====== DATA IN THIS EXERCISE

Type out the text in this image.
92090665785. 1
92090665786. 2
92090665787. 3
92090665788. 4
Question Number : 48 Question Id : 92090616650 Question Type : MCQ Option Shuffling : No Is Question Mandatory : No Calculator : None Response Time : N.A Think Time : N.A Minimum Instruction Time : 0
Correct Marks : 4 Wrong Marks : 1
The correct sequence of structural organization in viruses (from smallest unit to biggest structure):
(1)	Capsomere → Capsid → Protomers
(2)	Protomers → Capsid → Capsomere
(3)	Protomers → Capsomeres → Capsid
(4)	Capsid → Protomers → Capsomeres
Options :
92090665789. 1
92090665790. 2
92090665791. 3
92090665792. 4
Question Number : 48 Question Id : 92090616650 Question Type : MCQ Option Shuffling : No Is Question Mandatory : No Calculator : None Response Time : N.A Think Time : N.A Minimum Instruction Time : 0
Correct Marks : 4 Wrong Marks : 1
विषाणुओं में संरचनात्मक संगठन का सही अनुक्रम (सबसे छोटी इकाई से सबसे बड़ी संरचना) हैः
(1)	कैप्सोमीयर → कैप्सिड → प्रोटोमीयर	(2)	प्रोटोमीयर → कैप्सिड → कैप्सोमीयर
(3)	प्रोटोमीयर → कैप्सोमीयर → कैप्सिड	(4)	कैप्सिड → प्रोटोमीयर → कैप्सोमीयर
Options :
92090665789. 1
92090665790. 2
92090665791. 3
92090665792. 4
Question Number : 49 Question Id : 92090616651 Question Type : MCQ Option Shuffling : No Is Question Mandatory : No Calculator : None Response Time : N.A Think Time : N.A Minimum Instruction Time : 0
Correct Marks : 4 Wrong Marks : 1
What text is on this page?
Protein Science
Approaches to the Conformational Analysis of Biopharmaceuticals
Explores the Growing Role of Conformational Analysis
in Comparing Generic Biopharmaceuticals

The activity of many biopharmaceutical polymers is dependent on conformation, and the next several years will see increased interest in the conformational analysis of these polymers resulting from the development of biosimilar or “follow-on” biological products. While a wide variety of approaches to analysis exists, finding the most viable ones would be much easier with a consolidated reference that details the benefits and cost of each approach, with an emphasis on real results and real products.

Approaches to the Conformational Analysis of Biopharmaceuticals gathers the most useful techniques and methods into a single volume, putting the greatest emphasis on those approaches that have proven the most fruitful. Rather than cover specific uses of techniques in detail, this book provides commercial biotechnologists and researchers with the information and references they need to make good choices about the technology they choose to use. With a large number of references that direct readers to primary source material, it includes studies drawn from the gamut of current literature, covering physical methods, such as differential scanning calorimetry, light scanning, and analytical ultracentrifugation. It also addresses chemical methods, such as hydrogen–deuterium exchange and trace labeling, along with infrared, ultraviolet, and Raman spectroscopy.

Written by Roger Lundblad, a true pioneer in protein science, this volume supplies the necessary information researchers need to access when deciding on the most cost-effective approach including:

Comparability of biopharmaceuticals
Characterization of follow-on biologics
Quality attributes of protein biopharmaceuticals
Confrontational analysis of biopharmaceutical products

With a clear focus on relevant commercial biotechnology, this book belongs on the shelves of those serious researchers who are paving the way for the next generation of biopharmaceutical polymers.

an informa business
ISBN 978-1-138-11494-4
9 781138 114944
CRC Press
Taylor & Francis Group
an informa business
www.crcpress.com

============

• **EXERCISE OBJECTIVE**
Write the records out once more. Change nothing.

• **WRITTEN RESPONSE**
Type out the text in this image.
92090665785. 1
92090665786. 2
92090665787. 3
92090665788. 4
Question Number : 48 Question Id : 92090616650 Question Type : MCQ Option Shuffling : No Is Question Mandatory : No Calculator : None Response Time : N.A Think Time : N.A Minimum Instruction Time : 0
Correct Marks : 4 Wrong Marks : 1
The correct sequence of structural organization in viruses (from smallest unit to biggest structure):
(1)	Capsomere → Capsid → Protomers
(2)	Protomers → Capsid → Capsomere
(3)	Protomers → Capsomeres → Capsid
(4)	Capsid → Protomers → Capsomeres
Options :
92090665789. 1
92090665790. 2
92090665791. 3
92090665792. 4
Question Number : 48 Question Id : 92090616650 Question Type : MCQ Option Shuffling : No Is Question Mandatory : No Calculator : None Response Time : N.A Think Time : N.A Minimum Instruction Time : 0
Correct Marks : 4 Wrong Marks : 1
विषाणुओं में संरचनात्मक संगठन का सही अनुक्रम (सबसे छोटी इकाई से सबसे बड़ी संरचना) हैः
(1)	कैप्सोमीयर → कैप्सिड → प्रोटोमीयर	(2)	प्रोटोमीयर → कैप्सिड → कैप्सोमीयर
(3)	प्रोटोमीयर → कैप्सोमीयर → कैप्सिड	(4)	कैप्सिड → प्रोटोमीयर → कैप्सोमीयर
Options :
92090665789. 1
92090665790. 2
92090665791. 3
92090665792. 4
Question Number : 49 Question Id : 92090616651 Question Type : MCQ Option Shuffling : No Is Question Mandatory : No Calculator : None Response Time : N.A Think Time : N.A Minimum Instruction Time : 0
Correct Marks : 4 Wrong Marks : 1
What text is on this page?
Protein Science
Approaches to the Conformational Analysis of Biopharmaceuticals
Explores the Growing Role of Conformational Analysis
in Comparing Generic Biopharmaceuticals

The activity of many biopharmaceutical polymers is dependent on conformation, and the next several years will see increased interest in the conformational analysis of these polymers resulting from the development of biosimilar or “follow-on” biological products. While a wide variety of approaches to analysis exists, finding the most viable ones would be much easier with a consolidated reference that details the benefits and cost of each approach, with an emphasis on real results and real products.

Approaches to the Conformational Analysis of Biopharmaceuticals gathers the most useful techniques and methods into a single volume, putting the greatest emphasis on those approaches that have proven the most fruitful. Rather than cover specific uses of techniques in detail, this book provides commercial biotechnologists and researchers with the information and references they need to make good choices about the technology they choose to use. With a large number of references that direct readers to primary source material, it includes studies drawn from the gamut of current literature, covering physical methods, such as differential scanning calorimetry, light scanning, and analytical ultracentrifugation. It also addresses chemical methods, such as hydrogen–deuterium exchange and trace labeling, along with infrared, ultraviolet, and Raman spectroscopy.

Written by Roger Lundblad, a true pioneer in protein science, this volume supplies the necessary information researchers need to access when deciding on the most cost-effective approach including:

Comparability of biopharmaceuticals
Characterization of follow-on biologics
Quality attributes of protein biopharmaceuticals
Confrontational analysis of biopharmaceutical products

With a clear focus on relevant commercial biotechnology, this book belongs on the shelves of those serious researchers who are paving the way for the next generation of biopharmaceutical polymers.

an informa business
ISBN 978-1-138-11494-4
9 781138 114944
CRC Press
Taylor & Francis Group
an informa business
www.crcpress.com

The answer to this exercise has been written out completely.